WHAT YOU NEED TO DO >> Reproduce each of the lines below word for word, keeping every number, symbol and bracket unchanged.

RECORD EXCERPTS >>
<<<<
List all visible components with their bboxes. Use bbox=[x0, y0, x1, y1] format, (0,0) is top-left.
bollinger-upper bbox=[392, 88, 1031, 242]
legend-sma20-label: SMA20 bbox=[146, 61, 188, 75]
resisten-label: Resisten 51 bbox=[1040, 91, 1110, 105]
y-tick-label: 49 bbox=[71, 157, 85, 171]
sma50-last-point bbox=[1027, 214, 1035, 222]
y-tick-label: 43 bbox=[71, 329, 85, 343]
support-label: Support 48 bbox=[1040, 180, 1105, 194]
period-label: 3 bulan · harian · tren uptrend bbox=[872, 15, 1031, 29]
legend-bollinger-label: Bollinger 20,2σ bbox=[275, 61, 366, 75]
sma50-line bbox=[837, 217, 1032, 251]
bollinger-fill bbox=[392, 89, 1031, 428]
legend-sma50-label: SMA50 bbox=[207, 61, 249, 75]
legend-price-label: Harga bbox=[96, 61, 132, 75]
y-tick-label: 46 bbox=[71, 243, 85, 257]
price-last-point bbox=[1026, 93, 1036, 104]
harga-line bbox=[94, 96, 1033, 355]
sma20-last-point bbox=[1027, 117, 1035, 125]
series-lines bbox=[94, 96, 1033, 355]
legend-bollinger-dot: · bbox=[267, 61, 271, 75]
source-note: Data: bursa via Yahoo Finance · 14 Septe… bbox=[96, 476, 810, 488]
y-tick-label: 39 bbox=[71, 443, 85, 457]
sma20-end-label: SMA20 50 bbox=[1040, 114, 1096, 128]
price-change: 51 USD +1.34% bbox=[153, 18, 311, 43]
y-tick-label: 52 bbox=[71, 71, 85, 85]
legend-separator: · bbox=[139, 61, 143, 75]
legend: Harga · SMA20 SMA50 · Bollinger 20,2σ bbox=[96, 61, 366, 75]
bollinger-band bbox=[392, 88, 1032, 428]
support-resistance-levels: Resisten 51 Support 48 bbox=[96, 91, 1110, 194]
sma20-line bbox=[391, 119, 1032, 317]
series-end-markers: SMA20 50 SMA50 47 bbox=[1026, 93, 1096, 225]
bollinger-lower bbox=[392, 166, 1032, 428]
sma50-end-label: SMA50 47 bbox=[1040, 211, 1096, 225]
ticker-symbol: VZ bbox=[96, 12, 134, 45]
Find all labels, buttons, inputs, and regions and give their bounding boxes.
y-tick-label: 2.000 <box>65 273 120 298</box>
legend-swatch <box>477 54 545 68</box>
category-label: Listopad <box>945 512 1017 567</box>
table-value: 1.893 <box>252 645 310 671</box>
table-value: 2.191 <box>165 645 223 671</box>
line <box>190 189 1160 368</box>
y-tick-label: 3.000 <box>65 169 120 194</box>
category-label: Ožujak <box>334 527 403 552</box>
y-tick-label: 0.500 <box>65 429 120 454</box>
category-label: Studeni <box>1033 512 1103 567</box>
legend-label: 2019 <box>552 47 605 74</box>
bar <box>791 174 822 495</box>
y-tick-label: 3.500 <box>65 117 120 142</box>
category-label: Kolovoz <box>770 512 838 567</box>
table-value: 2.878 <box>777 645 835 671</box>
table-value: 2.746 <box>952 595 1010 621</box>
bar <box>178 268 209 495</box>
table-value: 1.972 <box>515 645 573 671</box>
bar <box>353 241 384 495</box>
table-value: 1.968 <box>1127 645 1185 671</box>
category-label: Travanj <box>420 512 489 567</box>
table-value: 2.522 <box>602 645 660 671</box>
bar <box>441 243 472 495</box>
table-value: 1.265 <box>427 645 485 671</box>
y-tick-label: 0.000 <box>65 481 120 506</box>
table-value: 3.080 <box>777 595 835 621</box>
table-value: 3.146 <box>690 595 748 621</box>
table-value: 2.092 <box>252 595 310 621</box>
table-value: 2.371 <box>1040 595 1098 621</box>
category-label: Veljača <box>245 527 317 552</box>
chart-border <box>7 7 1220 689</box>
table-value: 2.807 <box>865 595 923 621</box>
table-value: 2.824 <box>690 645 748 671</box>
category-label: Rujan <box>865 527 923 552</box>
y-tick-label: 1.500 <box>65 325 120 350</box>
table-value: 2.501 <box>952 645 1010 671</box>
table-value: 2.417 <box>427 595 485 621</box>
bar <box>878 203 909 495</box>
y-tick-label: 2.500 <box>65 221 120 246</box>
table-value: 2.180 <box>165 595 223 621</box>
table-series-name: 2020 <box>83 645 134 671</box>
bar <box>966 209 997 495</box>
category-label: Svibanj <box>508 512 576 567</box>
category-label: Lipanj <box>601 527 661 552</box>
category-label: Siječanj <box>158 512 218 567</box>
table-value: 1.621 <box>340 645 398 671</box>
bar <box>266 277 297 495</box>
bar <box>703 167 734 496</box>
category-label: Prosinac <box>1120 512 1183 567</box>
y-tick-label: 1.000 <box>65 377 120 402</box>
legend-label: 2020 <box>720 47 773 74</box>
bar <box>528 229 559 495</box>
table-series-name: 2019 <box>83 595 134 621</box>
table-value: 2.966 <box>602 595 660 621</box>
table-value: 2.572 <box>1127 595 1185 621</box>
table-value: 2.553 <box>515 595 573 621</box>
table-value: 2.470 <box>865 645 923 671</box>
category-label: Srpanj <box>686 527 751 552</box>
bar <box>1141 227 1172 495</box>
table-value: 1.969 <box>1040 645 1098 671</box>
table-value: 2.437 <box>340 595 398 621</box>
>>>>
CORRECT RESULT >>
List all visible components with their bboxes. Use bbox=[x0, y0, x1, y1] format, (0,0) is top-left.
bollinger-upper bbox=[392, 88, 1031, 242]
legend-sma20-label: SMA20 bbox=[146, 61, 188, 75]
resisten-label: Resisten 51 bbox=[1040, 91, 1110, 105]
y-tick-label: 49 bbox=[71, 157, 85, 171]
sma50-last-point bbox=[1027, 214, 1035, 222]
y-tick-label: 43 bbox=[71, 329, 85, 343]
support-label: Support 48 bbox=[1040, 180, 1105, 194]
period-label: 3 bulan · harian · tren uptrend bbox=[872, 15, 1031, 29]
legend-bollinger-label: Bollinger 20,2σ bbox=[275, 61, 366, 75]
sma50-line bbox=[837, 217, 1032, 251]
bollinger-fill bbox=[392, 89, 1031, 428]
legend-sma50-label: SMA50 bbox=[207, 61, 249, 75]
legend-price-label: Harga bbox=[96, 61, 132, 75]
y-tick-label: 46 bbox=[71, 243, 85, 257]
price-last-point bbox=[1026, 93, 1036, 104]
harga-line bbox=[94, 96, 1033, 355]
sma20-last-point bbox=[1027, 117, 1035, 125]
series-lines bbox=[94, 96, 1033, 355]
legend-bollinger-dot: · bbox=[267, 61, 271, 75]
source-note: Data: bursa via Yahoo Finance · 14 Septe… bbox=[96, 476, 810, 488]
y-tick-label: 39 bbox=[71, 443, 85, 457]
sma20-end-label: SMA20 50 bbox=[1040, 114, 1096, 128]
price-change: 51 USD +1.34% bbox=[153, 18, 311, 43]
y-tick-label: 52 bbox=[71, 71, 85, 85]
legend-separator: · bbox=[139, 61, 143, 75]
legend: Harga · SMA20 SMA50 · Bollinger 20,2σ bbox=[96, 61, 366, 75]
bollinger-band bbox=[392, 88, 1032, 428]
support-resistance-levels: Resisten 51 Support 48 bbox=[96, 91, 1110, 194]
sma20-line bbox=[391, 119, 1032, 317]
series-end-markers: SMA20 50 SMA50 47 bbox=[1026, 93, 1096, 225]
bollinger-lower bbox=[392, 166, 1032, 428]
sma50-end-label: SMA50 47 bbox=[1040, 211, 1096, 225]
ticker-symbol: VZ bbox=[96, 12, 134, 45]
Find all labels, buttons, inputs, and regions and give their bounding boxes.
y-tick-label: 2.000 <box>65 273 120 298</box>
legend-swatch <box>477 54 545 68</box>
category-label: Listopad <box>945 512 1017 567</box>
table-value: 1.893 <box>252 645 310 671</box>
table-value: 2.191 <box>165 645 223 671</box>
line <box>190 189 1160 368</box>
y-tick-label: 3.000 <box>65 169 120 194</box>
category-label: Ožujak <box>334 527 403 552</box>
y-tick-label: 0.500 <box>65 429 120 454</box>
category-label: Studeni <box>1033 512 1103 567</box>
legend-label: 2019 <box>552 47 605 74</box>
bar <box>791 174 822 495</box>
y-tick-label: 3.500 <box>65 117 120 142</box>
category-label: Kolovoz <box>770 512 838 567</box>
table-value: 2.878 <box>777 645 835 671</box>
table-value: 2.746 <box>952 595 1010 621</box>
bar <box>178 268 209 495</box>
table-value: 1.972 <box>515 645 573 671</box>
bar <box>353 241 384 495</box>
table-value: 1.968 <box>1127 645 1185 671</box>
category-label: Travanj <box>420 512 489 567</box>
table-value: 2.522 <box>602 645 660 671</box>
bar <box>441 243 472 495</box>
table-value: 1.265 <box>427 645 485 671</box>
y-tick-label: 0.000 <box>65 481 120 506</box>
table-value: 3.080 <box>777 595 835 621</box>
table-value: 3.146 <box>690 595 748 621</box>
table-value: 2.092 <box>252 595 310 621</box>
table-value: 2.371 <box>1040 595 1098 621</box>
category-label: Veljača <box>245 527 317 552</box>
chart-border <box>7 7 1220 689</box>
table-value: 2.807 <box>865 595 923 621</box>
table-value: 2.824 <box>690 645 748 671</box>
category-label: Rujan <box>865 527 923 552</box>
y-tick-label: 1.500 <box>65 325 120 350</box>
table-value: 2.501 <box>952 645 1010 671</box>
table-value: 2.417 <box>427 595 485 621</box>
bar <box>878 203 909 495</box>
y-tick-label: 2.500 <box>65 221 120 246</box>
table-value: 2.180 <box>165 595 223 621</box>
table-series-name: 2020 <box>83 645 134 671</box>
bar <box>966 209 997 495</box>
category-label: Svibanj <box>508 512 576 567</box>
category-label: Lipanj <box>601 527 661 552</box>
category-label: Siječanj <box>158 512 218 567</box>
table-value: 1.621 <box>340 645 398 671</box>
bar <box>266 277 297 495</box>
bar <box>703 167 734 496</box>
category-label: Prosinac <box>1120 512 1183 567</box>
y-tick-label: 1.000 <box>65 377 120 402</box>
legend-label: 2020 <box>720 47 773 74</box>
bar <box>528 229 559 495</box>
table-series-name: 2019 <box>83 595 134 621</box>
table-value: 2.966 <box>602 595 660 621</box>
table-value: 2.572 <box>1127 595 1185 621</box>
table-value: 2.553 <box>515 595 573 621</box>
table-value: 2.470 <box>865 645 923 671</box>
category-label: Srpanj <box>686 527 751 552</box>
bar <box>1141 227 1172 495</box>
table-value: 1.969 <box>1040 645 1098 671</box>
table-value: 2.437 <box>340 595 398 621</box>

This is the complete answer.